> Work to complete:
Convert the entries from the line containing "Title: Size of" through the line containing "Bar (553, 354, 580, 392)", both included, into a Markdown table with the columns Row and Line, omitting any blank lines.

> Recorded information:
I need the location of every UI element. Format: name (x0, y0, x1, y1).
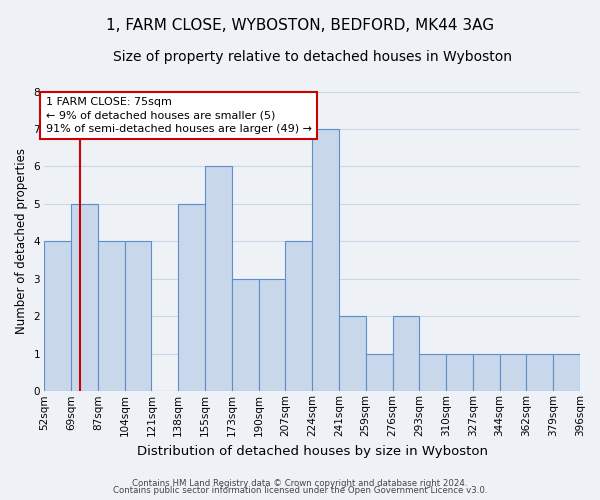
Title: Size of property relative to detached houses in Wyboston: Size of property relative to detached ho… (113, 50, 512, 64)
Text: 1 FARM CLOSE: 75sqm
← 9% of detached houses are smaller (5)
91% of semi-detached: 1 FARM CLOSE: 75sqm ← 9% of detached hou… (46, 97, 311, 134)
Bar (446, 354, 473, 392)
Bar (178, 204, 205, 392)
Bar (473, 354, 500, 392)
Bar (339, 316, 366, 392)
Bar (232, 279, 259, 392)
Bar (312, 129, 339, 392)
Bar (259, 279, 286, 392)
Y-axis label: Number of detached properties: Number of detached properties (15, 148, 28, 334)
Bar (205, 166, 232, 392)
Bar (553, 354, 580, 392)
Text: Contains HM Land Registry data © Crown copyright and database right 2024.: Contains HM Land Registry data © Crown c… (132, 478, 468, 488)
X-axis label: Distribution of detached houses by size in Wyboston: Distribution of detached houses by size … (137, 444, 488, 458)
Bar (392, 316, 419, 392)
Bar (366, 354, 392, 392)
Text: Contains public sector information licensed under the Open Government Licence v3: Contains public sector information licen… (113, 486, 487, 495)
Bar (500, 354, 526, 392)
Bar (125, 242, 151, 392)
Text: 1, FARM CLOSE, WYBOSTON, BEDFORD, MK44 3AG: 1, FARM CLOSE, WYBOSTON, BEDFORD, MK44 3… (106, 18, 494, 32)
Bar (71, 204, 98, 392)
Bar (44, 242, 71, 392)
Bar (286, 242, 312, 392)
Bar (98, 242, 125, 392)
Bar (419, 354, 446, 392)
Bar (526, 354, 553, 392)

--

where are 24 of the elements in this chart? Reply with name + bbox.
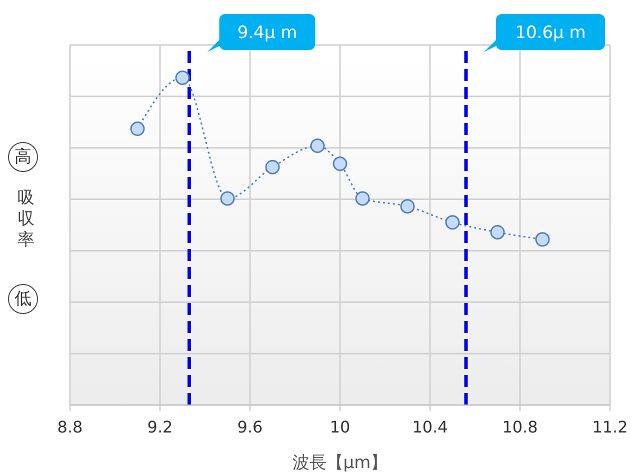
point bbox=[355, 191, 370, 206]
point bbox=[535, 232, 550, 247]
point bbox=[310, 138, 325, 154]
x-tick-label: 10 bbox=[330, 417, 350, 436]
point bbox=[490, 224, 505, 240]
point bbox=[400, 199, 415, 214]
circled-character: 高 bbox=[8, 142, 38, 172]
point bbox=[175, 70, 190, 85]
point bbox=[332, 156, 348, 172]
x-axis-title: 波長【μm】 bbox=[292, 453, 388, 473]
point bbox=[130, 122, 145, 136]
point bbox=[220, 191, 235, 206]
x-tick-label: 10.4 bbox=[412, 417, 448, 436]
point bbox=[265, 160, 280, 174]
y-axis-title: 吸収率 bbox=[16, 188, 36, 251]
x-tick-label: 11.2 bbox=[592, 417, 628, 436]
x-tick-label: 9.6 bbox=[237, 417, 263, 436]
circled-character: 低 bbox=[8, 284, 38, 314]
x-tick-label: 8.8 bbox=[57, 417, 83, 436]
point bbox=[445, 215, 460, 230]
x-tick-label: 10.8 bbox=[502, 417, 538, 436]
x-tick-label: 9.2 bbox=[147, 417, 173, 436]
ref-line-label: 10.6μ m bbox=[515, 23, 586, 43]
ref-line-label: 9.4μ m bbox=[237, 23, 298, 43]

> Task solution:
| Row | Line |
|---|---|
| 1 | Title: Size of property relative to detached houses in Wyboston: Size of property relative to detached ho… (113, 50, 512, 64) |
| 2 | Text: 1 FARM CLOSE: 75sqm |
| 3 | ← 9% of detached houses are smaller (5) |
| 4 | 91% of semi-detached: 1 FARM CLOSE: 75sqm ← 9% of detached hou… (46, 97, 311, 134) |
| 5 | Bar (446, 354, 473, 392) |
| 6 | Bar (178, 204, 205, 392) |
| 7 | Bar (473, 354, 500, 392) |
| 8 | Bar (339, 316, 366, 392) |
| 9 | Bar (232, 279, 259, 392) |
| 10 | Bar (312, 129, 339, 392) |
| 11 | Bar (259, 279, 286, 392) |
| 12 | Y-axis label: Number of detached properties: Number of detached properties (15, 148, 28, 334) |
| 13 | Bar (205, 166, 232, 392) |
| 14 | Bar (553, 354, 580, 392) |